:: Exercise directions ::
Transcribe the listing exactly, leaving out every picture.

:: Collected data ::
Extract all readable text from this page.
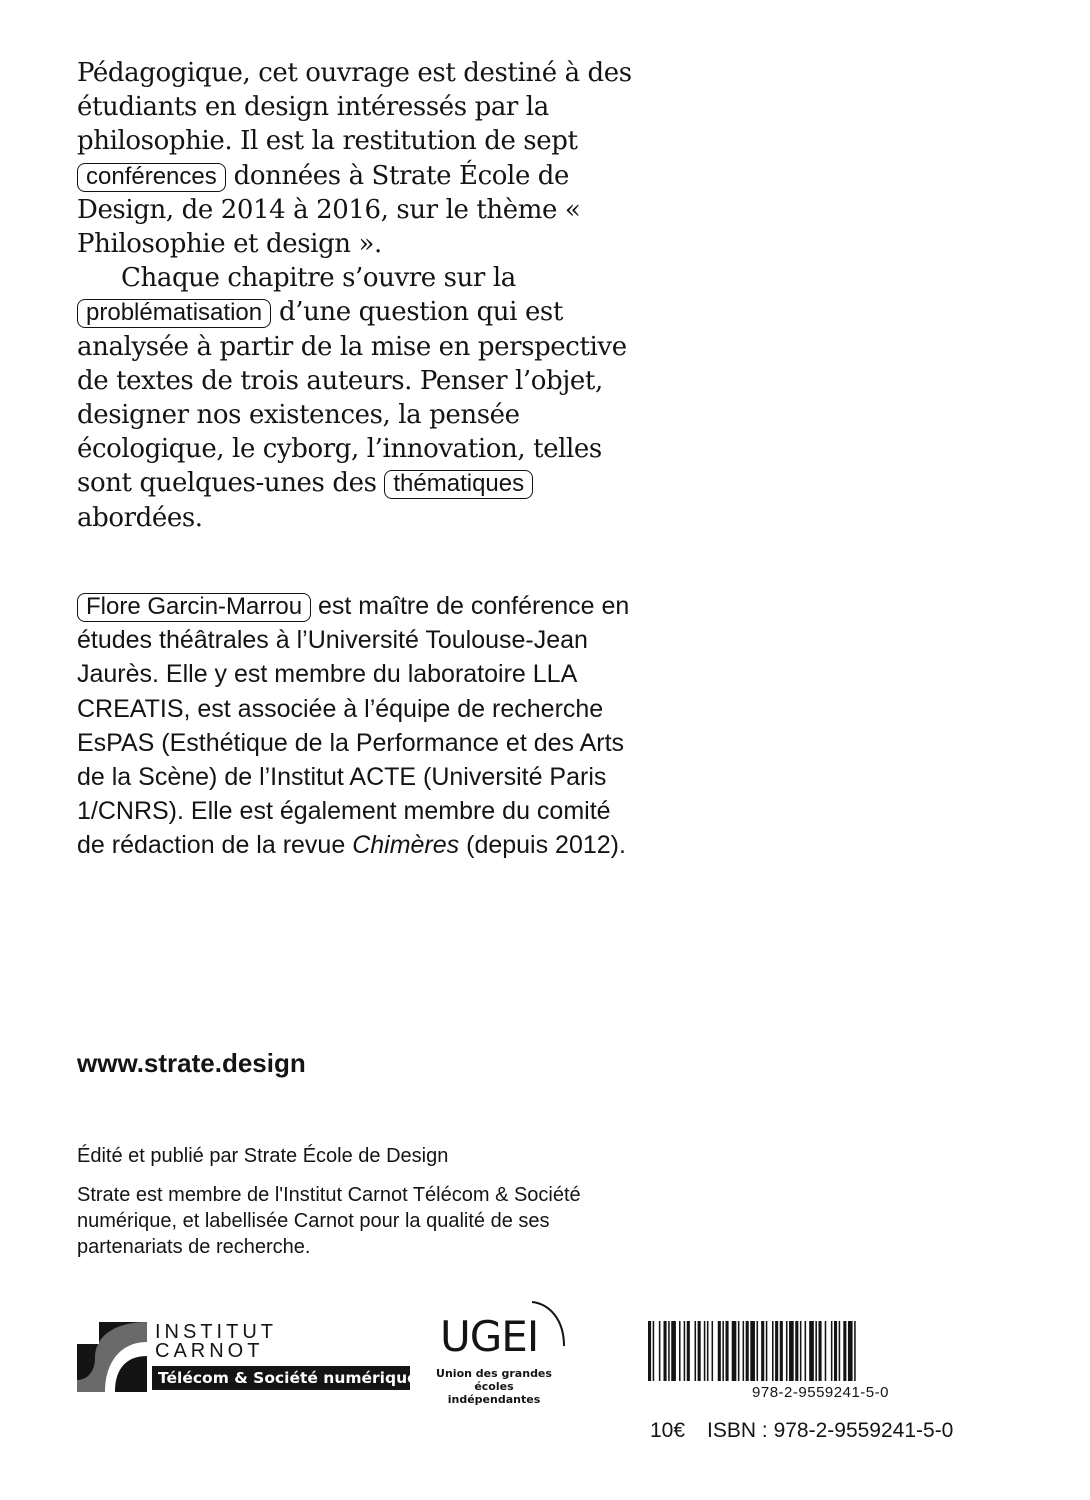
Pédagogique, cet ouvrage est destiné à des étudiants en design intéressés par la philosophie. Il est la restitution de sept conférences données à Strate École de Design, de 2014 à 2016, sur le thème « Philosophie et design ».

Chaque chapitre s’ouvre sur la problématisation d’une question qui est analysée à partir de la mise en perspective de textes de trois auteurs. Penser l’objet, designer nos existences, la pensée écologique, le cyborg, l’innovation, telles sont quelques-unes des thématiques abordées.

Flore Garcin-Marrou est maître de conférence en études théâtrales à l’Université Toulouse-Jean Jaurès. Elle y est membre du laboratoire LLA CREATIS, est associée à l’équipe de recherche EsPAS (Esthétique de la Performance et des Arts de la Scène) de l’Institut ACTE (Université Paris 1/CNRS). Elle est également membre du comité de rédaction de la revue Chimères (depuis 2012).

Édité et publié par Strate École de Design

Strate est membre de l'Institut Carnot Télécom & Société numérique, et labellisée Carnot pour la qualité de ses partenariats de recherche.

INSTITUT
CARNOT
Télécom & Société numérique
UGEI
Union des grandes
écoles indépendantes	978-2-9559241-5-0
www.strate.design
10€ ISBN : 978-2-9559241-5-0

:: Answer to the task ::
Extract all readable text from this page.
Pédagogique, cet ouvrage est destiné à des étudiants en design intéressés par la philosophie. Il est la restitution de sept conférences données à Strate École de Design, de 2014 à 2016, sur le thème « Philosophie et design ».

Chaque chapitre s’ouvre sur la problématisation d’une question qui est analysée à partir de la mise en perspective de textes de trois auteurs. Penser l’objet, designer nos existences, la pensée écologique, le cyborg, l’innovation, telles sont quelques-unes des thématiques abordées.

Flore Garcin-Marrou est maître de conférence en études théâtrales à l’Université Toulouse-Jean Jaurès. Elle y est membre du laboratoire LLA CREATIS, est associée à l’équipe de recherche EsPAS (Esthétique de la Performance et des Arts de la Scène) de l’Institut ACTE (Université Paris 1/CNRS). Elle est également membre du comité de rédaction de la revue Chimères (depuis 2012).

Édité et publié par Strate École de Design

Strate est membre de l'Institut Carnot Télécom & Société numérique, et labellisée Carnot pour la qualité de ses partenariats de recherche.

INSTITUT
CARNOT
Télécom & Société numérique
UGEI
Union des grandes
écoles indépendantes	978-2-9559241-5-0
www.strate.design
10€ ISBN : 978-2-9559241-5-0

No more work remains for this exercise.